**Task directions**: Only the number is needed: how many lines contain the word "XPLUGIN"?

**Data records**:

※

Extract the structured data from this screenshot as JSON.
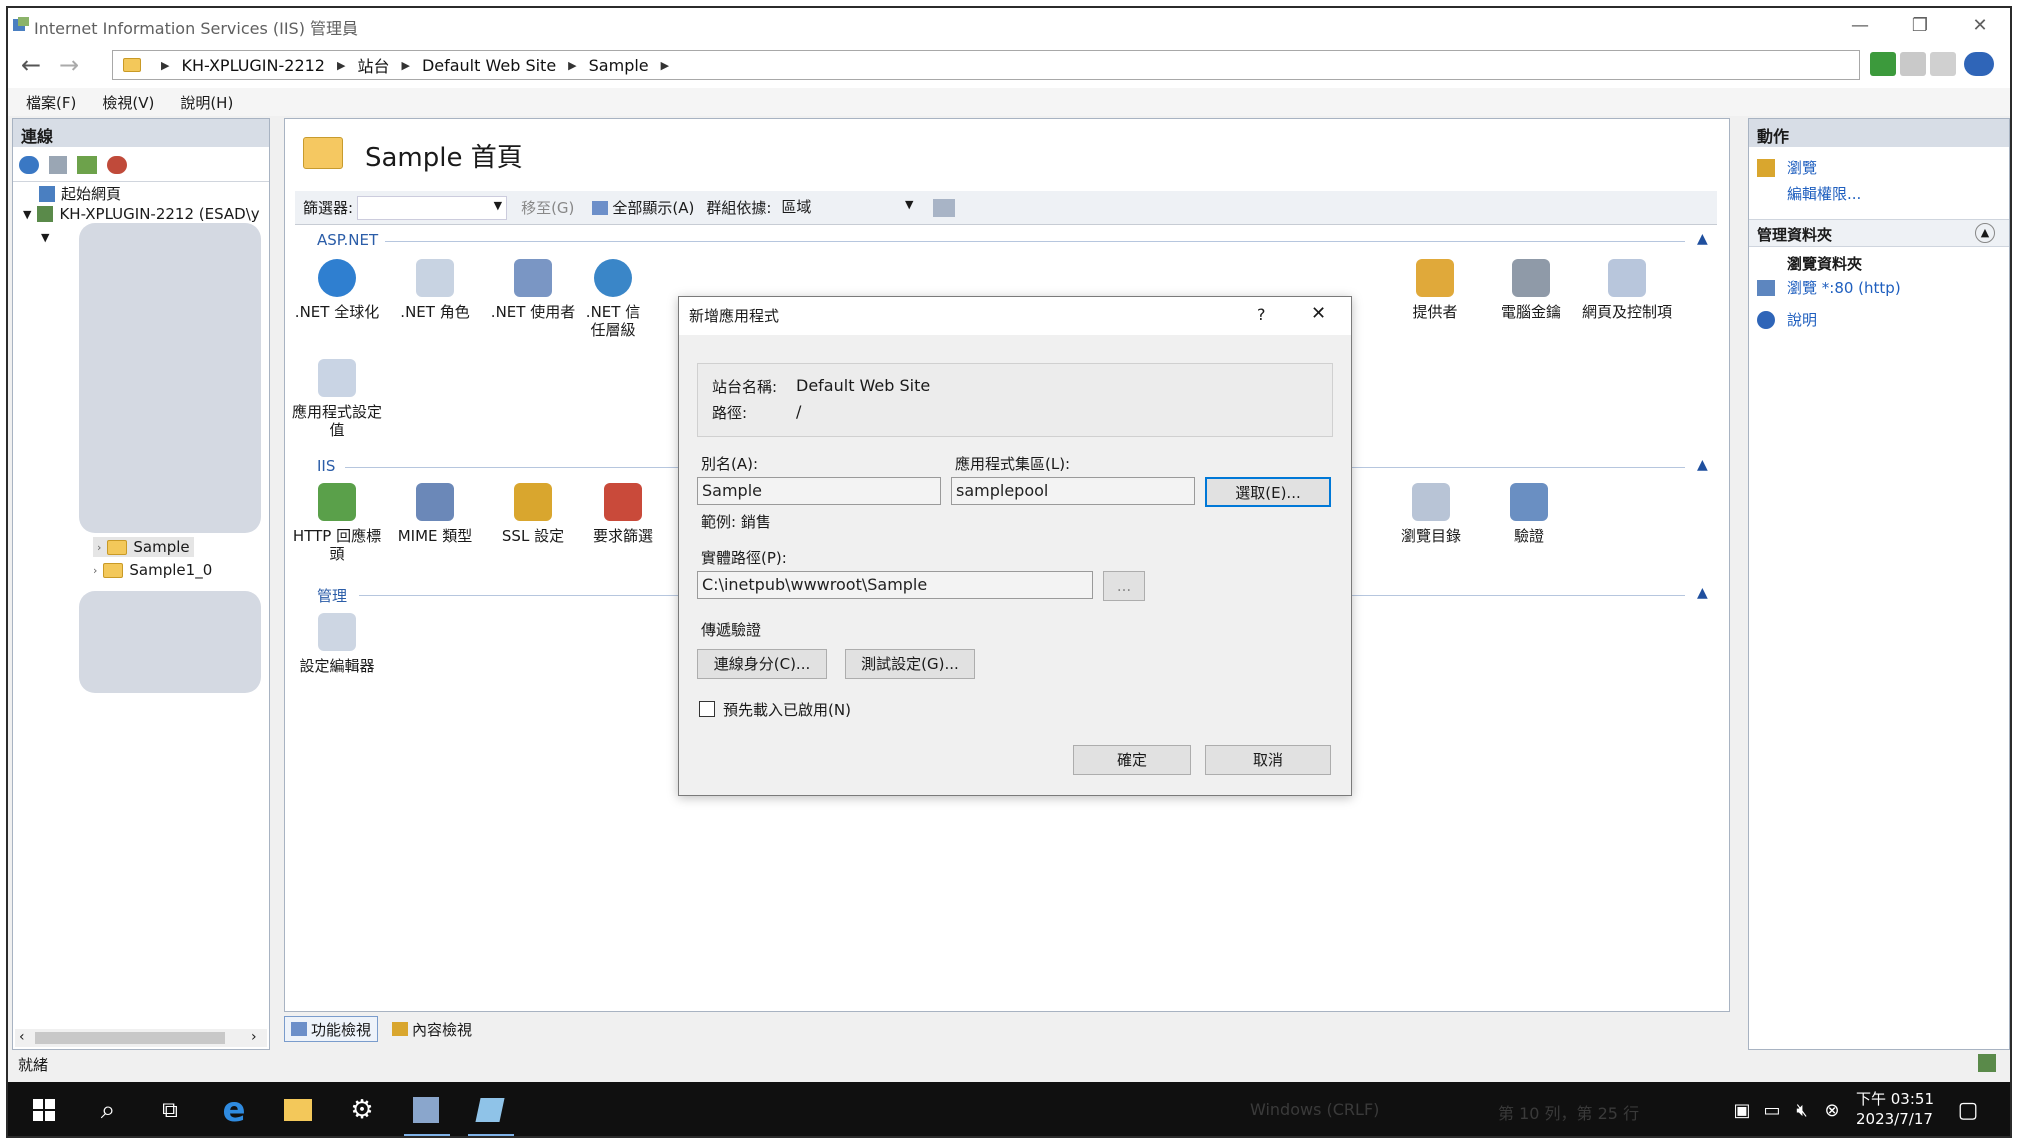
{
  "window": {
    "title": "Internet Information Services (IIS) 管理員"
  },
  "breadcrumb": [
    "KH-XPLUGIN-2212",
    "站台",
    "Default Web Site",
    "Sample"
  ],
  "menu": [
    "檔案(F)",
    "檢視(V)",
    "說明(H)"
  ],
  "left": {
    "header": "連線",
    "tree": [
      "起始網頁",
      "KH-XPLUGIN-2212 (ESAD\\y",
      "Sample",
      "Sample1_0"
    ]
  },
  "center": {
    "title": "Sample 首頁",
    "filter_label": "篩選器:",
    "goto_label": "移至(G)",
    "showall_label": "全部顯示(A)",
    "groupby_label": "群組依據:",
    "groupby_value": "區域",
    "sections": {
      "aspnet": "ASP.NET",
      "iis": "IIS",
      "manage": "管理"
    },
    "aspnet_items": [
      ".NET 全球化",
      ".NET 角色",
      ".NET 使用者",
      ".NET 信任層級"
    ],
    "aspnet_items_right": [
      "提供者",
      "電腦金鑰",
      "網頁及控制項"
    ],
    "aspnet_row2": [
      "應用程式設定值"
    ],
    "iis_items": [
      "HTTP 回應標頭",
      "MIME 類型",
      "SSL 設定",
      "要求篩選"
    ],
    "iis_items_right": [
      "瀏覽目錄",
      "驗證"
    ],
    "manage_items": [
      "設定編輯器"
    ],
    "tab_features": "功能檢視",
    "tab_content": "內容檢視"
  },
  "right": {
    "header": "動作",
    "browse": "瀏覽",
    "edit_perms": "編輯權限...",
    "manage_folder": "管理資料夾",
    "browse_folder": "瀏覽資料夾",
    "browse_80": "瀏覽 *:80 (http)",
    "help": "說明"
  },
  "dialog": {
    "title": "新增應用程式",
    "help_glyph": "?",
    "close_glyph": "✕",
    "site_name_label": "站台名稱:",
    "site_name_value": "Default Web Site",
    "path_label": "路徑:",
    "path_value": "/",
    "alias_label": "別名(A):",
    "alias_value": "Sample",
    "alias_example": "範例: 銷售",
    "pool_label": "應用程式集區(L):",
    "pool_value": "samplepool",
    "select_button": "選取(E)...",
    "physical_path_label": "實體路徑(P):",
    "physical_path_value": "C:\\inetpub\\wwwroot\\Sample",
    "browse_button": "...",
    "passthrough_label": "傳遞驗證",
    "connect_as_button": "連線身分(C)...",
    "test_settings_button": "測試設定(G)...",
    "preload_label": "預先載入已啟用(N)",
    "ok_button": "確定",
    "cancel_button": "取消"
  },
  "status": {
    "text": "就緒"
  },
  "taskbar": {
    "faint_left": "Windows (CRLF)",
    "faint_right": "第 10 列，第 25 行",
    "time": "下午 03:51",
    "date": "2023/7/17"
  }
}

※

**Exercise answer**: 2